OBJECTIVE = Output the lines of the entries below beginning at the one with "Transcribe the text in this document." and ending with the last, exactly as written and without pictures.

-- start RECORDS SHOWN --

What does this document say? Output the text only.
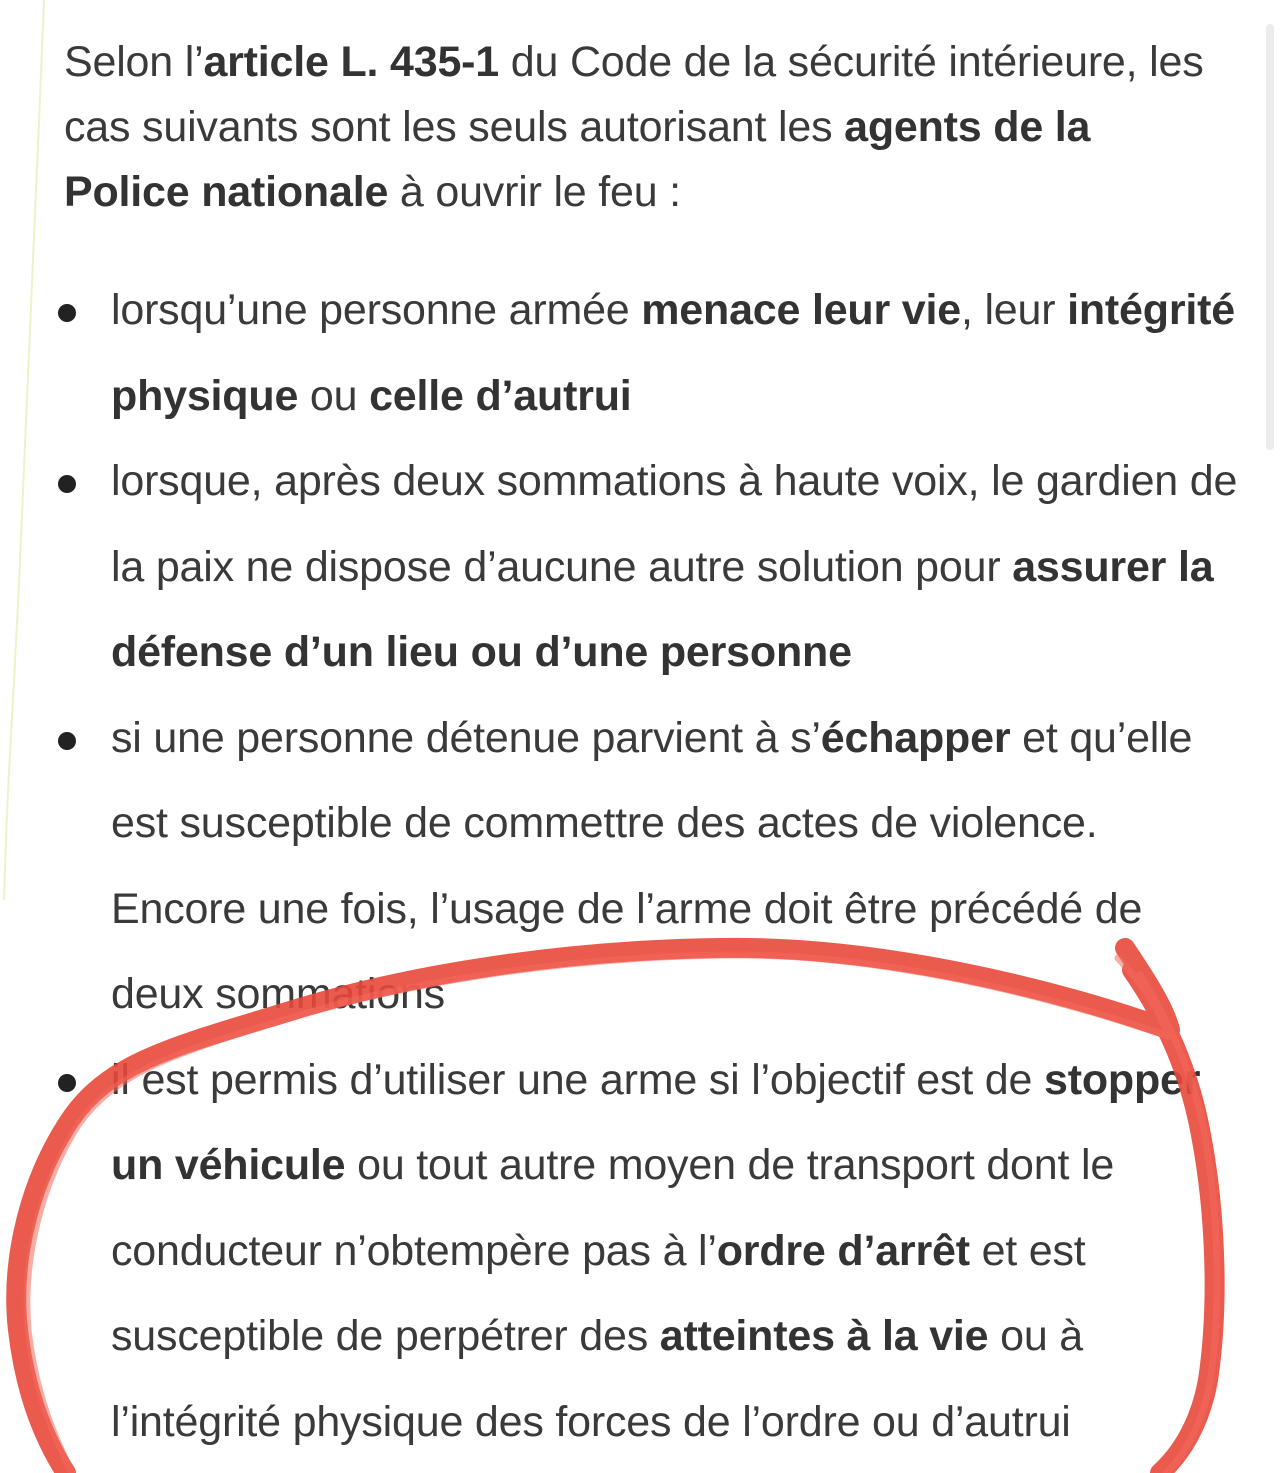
Selon l’article L. 435-1 du Code de la sécurité intérieure, les cas suivants sont les seuls autorisant les agents de la Police nationale à ouvrir le feu :

lorsqu’une personne armée menace leur vie, leur intégrité physique ou celle d’autrui
lorsque, après deux sommations à haute voix, le gardien de la paix ne dispose d’aucune autre solution pour assurer la défense d’un lieu ou d’une personne
si une personne détenue parvient à s’échapper et qu’elle est susceptible de commettre des actes de violence. Encore une fois, l’usage de l’arme doit être précédé de deux sommations
il est permis d’utiliser une arme si l’objectif est de stopper un véhicule ou tout autre moyen de transport dont le conducteur n’obtempère pas à l’ordre d’arrêt et est susceptible de perpétrer des atteintes à la vie ou à l’intégrité physique des forces de l’ordre ou d’autrui
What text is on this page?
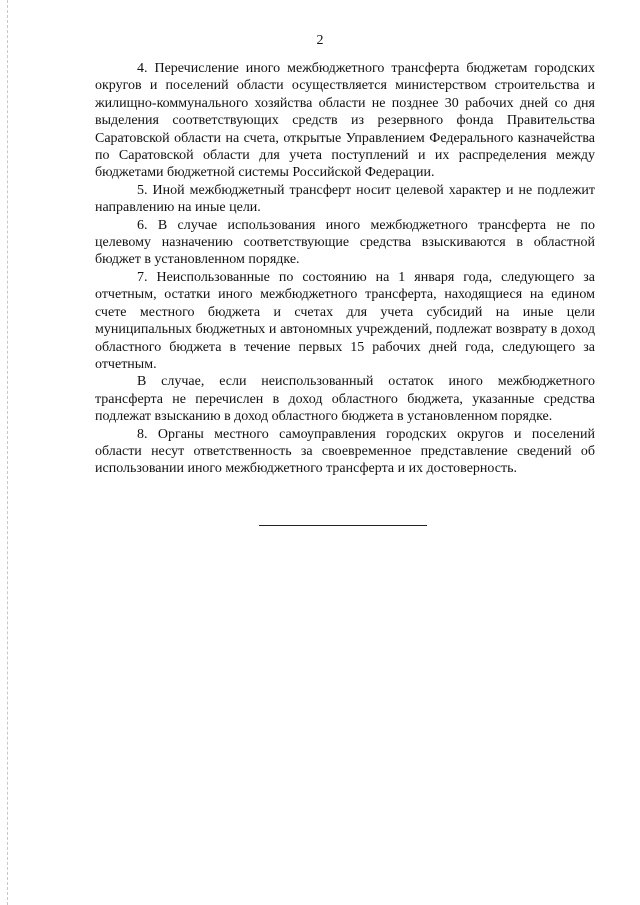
2

4. Перечисление иного межбюджетного трансферта бюджетам городских округов и поселений области осуществляется министерством строительства и жилищно-коммунального хозяйства области не позднее 30 рабочих дней со дня выделения соответствующих средств из резервного фонда Правительства Саратовской области на счета, открытые Управлением Федерального казначейства по Саратовской области для учета поступлений и их распределения между бюджетами бюджетной системы Российской Федерации.

5. Иной межбюджетный трансферт носит целевой характер и не подлежит направлению на иные цели.

6. В случае использования иного межбюджетного трансферта не по целевому назначению соответствующие средства взыскиваются в областной бюджет в установленном порядке.

7. Неиспользованные по состоянию на 1 января года, следующего за отчетным, остатки иного межбюджетного трансферта, находящиеся на едином счете местного бюджета и счетах для учета субсидий на иные цели муниципальных бюджетных и автономных учреждений, подлежат возврату в доход областного бюджета в течение первых 15 рабочих дней года, следующего за отчетным.

В случае, если неиспользованный остаток иного межбюджетного трансферта не перечислен в доход областного бюджета, указанные средства подлежат взысканию в доход областного бюджета в установленном порядке.

8. Органы местного самоуправления городских округов и поселений области несут ответственность за своевременное представление сведений об использовании иного межбюджетного трансферта и их достоверность.
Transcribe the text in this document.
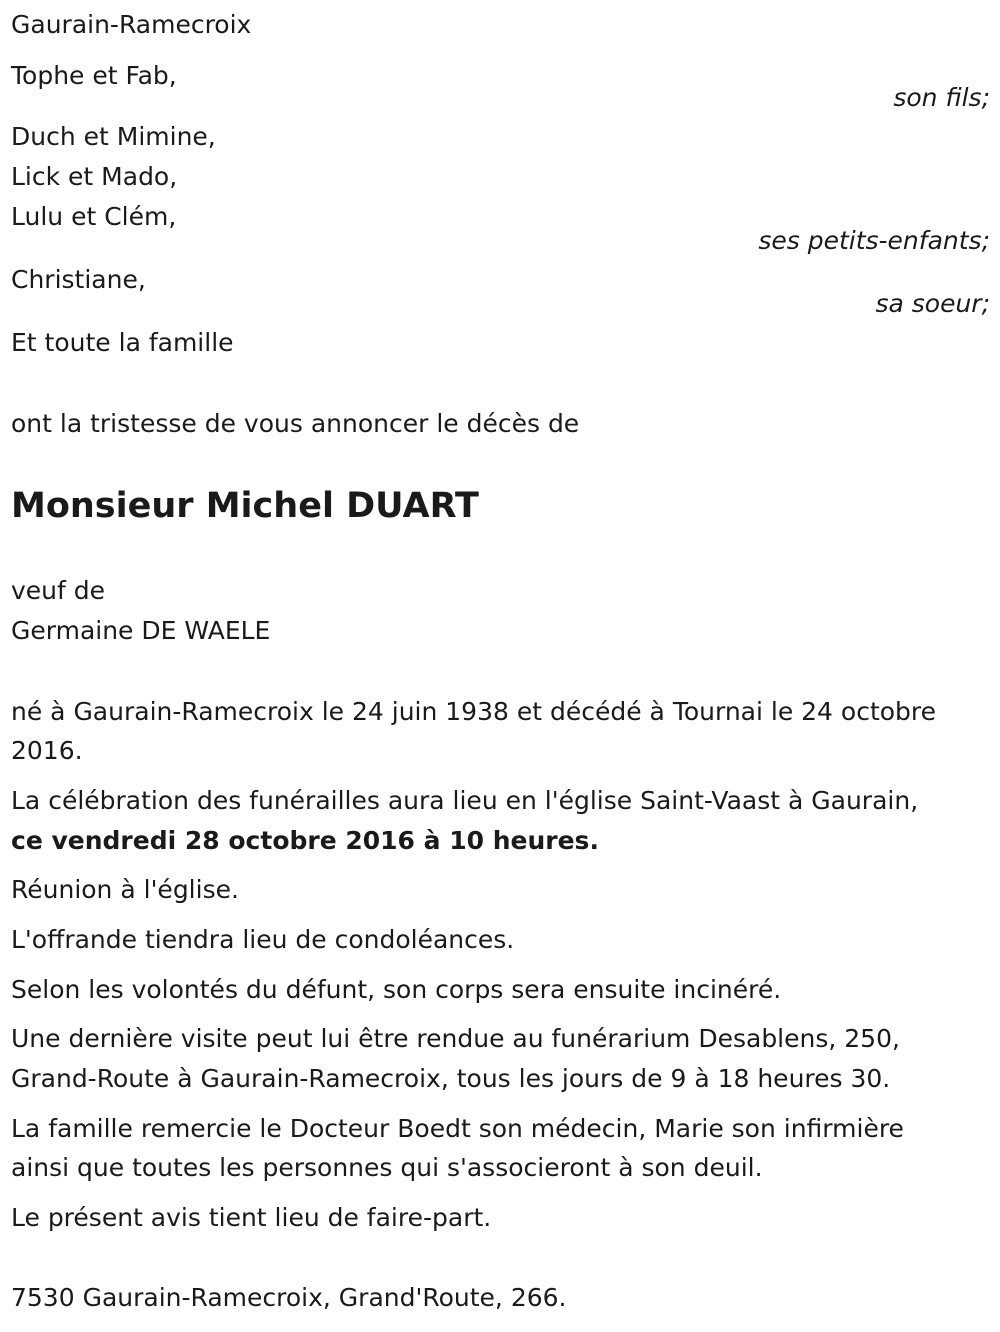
Gaurain-Ramecroix

Tophe et Fab,

son fils;

Duch et Mimine,

Lick et Mado,

Lulu et Clém,

ses petits-enfants;

Christiane,

sa soeur;

Et toute la famille

ont la tristesse de vous annoncer le décès de

Monsieur Michel DUART

veuf de

Germaine DE WAELE

né à Gaurain-Ramecroix le 24 juin 1938 et décédé à Tournai le 24 octobre

2016.

La célébration des funérailles aura lieu en l'église Saint-Vaast à Gaurain,

ce vendredi 28 octobre 2016 à 10 heures.

Réunion à l'église.

L'offrande tiendra lieu de condoléances.

Selon les volontés du défunt, son corps sera ensuite incinéré.

Une dernière visite peut lui être rendue au funérarium Desablens, 250,

Grand-Route à Gaurain-Ramecroix, tous les jours de 9 à 18 heures 30.

La famille remercie le Docteur Boedt son médecin, Marie son infirmière

ainsi que toutes les personnes qui s'associeront à son deuil.

Le présent avis tient lieu de faire-part.

7530 Gaurain-Ramecroix, Grand'Route, 266.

-- end RECORDS SHOWN --

FULL RESPONSE =
Transcribe the text in this document.
Gaurain-Ramecroix

Tophe et Fab,

son fils;

Duch et Mimine,

Lick et Mado,

Lulu et Clém,

ses petits-enfants;

Christiane,

sa soeur;

Et toute la famille

ont la tristesse de vous annoncer le décès de

Monsieur Michel DUART

veuf de

Germaine DE WAELE

né à Gaurain-Ramecroix le 24 juin 1938 et décédé à Tournai le 24 octobre

2016.

La célébration des funérailles aura lieu en l'église Saint-Vaast à Gaurain,

ce vendredi 28 octobre 2016 à 10 heures.

Réunion à l'église.

L'offrande tiendra lieu de condoléances.

Selon les volontés du défunt, son corps sera ensuite incinéré.

Une dernière visite peut lui être rendue au funérarium Desablens, 250,

Grand-Route à Gaurain-Ramecroix, tous les jours de 9 à 18 heures 30.

La famille remercie le Docteur Boedt son médecin, Marie son infirmière

ainsi que toutes les personnes qui s'associeront à son deuil.

Le présent avis tient lieu de faire-part.

7530 Gaurain-Ramecroix, Grand'Route, 266.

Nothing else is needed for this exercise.